■ **The task**
Pull out every line in the items below that contains the string "series".

═══ Stored rows ═══

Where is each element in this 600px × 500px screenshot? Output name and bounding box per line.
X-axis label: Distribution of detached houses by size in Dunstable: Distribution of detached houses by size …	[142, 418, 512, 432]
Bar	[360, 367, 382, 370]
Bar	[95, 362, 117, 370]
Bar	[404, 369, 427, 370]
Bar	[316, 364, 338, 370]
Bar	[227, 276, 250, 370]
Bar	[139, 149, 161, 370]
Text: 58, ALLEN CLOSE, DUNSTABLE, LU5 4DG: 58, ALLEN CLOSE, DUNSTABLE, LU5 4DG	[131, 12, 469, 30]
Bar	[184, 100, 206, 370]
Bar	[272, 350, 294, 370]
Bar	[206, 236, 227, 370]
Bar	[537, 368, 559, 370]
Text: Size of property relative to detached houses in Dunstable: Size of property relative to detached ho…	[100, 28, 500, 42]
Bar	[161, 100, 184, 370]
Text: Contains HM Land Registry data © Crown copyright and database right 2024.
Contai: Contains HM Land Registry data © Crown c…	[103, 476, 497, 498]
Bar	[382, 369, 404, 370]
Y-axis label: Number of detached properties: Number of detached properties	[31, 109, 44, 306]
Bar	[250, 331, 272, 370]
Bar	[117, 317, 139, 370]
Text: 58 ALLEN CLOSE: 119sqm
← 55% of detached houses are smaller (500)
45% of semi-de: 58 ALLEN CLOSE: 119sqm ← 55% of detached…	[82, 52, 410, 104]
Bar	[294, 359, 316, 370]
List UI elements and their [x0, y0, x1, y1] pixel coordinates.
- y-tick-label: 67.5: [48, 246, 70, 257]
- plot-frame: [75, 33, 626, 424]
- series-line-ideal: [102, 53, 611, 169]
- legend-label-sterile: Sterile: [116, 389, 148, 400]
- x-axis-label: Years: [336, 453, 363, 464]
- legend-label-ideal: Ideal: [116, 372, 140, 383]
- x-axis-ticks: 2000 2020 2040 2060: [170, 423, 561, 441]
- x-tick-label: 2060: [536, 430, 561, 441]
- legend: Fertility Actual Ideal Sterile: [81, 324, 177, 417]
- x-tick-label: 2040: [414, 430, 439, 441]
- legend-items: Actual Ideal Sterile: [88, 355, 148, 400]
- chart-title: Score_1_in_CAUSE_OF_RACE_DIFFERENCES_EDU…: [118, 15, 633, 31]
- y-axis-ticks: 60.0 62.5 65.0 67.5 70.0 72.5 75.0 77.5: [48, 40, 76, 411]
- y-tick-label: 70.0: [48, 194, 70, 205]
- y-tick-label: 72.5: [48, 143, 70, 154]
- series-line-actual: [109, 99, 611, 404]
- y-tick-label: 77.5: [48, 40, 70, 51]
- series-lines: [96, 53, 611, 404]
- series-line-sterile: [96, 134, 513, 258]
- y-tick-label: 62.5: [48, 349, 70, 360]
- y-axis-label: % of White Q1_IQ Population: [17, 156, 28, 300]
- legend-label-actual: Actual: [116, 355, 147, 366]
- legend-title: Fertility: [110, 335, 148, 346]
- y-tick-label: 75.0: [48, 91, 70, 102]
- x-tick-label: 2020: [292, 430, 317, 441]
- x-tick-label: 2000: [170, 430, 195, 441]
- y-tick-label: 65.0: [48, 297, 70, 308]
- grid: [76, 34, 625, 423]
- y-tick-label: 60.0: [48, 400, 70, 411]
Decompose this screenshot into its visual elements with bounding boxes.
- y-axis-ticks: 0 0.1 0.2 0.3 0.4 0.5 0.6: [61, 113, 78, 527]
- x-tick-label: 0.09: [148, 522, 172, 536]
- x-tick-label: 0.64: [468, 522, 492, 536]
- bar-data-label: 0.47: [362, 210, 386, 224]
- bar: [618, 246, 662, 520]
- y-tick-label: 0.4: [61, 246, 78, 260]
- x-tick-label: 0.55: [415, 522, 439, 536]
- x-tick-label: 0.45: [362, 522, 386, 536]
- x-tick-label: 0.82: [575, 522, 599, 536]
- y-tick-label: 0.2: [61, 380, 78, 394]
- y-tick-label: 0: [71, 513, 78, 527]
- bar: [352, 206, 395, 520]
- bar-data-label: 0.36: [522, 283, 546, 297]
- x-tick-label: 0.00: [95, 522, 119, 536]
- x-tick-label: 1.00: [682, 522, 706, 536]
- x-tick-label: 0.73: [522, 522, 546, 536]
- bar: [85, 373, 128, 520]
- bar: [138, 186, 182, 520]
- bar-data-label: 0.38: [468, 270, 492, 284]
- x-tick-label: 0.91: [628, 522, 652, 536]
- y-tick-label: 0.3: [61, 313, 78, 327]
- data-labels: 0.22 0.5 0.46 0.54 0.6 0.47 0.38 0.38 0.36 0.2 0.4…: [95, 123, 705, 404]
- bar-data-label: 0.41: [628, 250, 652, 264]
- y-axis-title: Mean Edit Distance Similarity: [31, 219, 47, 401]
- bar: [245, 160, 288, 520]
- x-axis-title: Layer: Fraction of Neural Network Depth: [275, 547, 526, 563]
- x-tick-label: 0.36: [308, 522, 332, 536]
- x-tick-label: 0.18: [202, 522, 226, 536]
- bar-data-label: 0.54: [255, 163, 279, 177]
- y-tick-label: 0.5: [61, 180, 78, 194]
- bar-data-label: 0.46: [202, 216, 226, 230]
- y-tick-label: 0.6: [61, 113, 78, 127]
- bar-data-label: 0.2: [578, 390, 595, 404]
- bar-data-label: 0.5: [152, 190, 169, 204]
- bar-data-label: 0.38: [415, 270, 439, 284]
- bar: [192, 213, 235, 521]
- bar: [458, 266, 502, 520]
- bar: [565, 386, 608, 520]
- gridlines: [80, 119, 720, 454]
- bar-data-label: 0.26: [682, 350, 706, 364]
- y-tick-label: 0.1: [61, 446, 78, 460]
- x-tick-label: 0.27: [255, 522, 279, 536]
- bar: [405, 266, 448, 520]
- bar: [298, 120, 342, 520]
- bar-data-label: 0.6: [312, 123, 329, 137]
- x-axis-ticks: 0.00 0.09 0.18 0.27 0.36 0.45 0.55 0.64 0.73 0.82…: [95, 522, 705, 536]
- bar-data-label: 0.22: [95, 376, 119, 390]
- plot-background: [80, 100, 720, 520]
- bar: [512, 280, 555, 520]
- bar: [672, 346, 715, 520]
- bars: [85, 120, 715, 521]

═══

■ **Solution to this problem**
- series-line-ideal: [102, 53, 611, 169]
- series-line-actual: [109, 99, 611, 404]
- series-lines: [96, 53, 611, 404]
- series-line-sterile: [96, 134, 513, 258]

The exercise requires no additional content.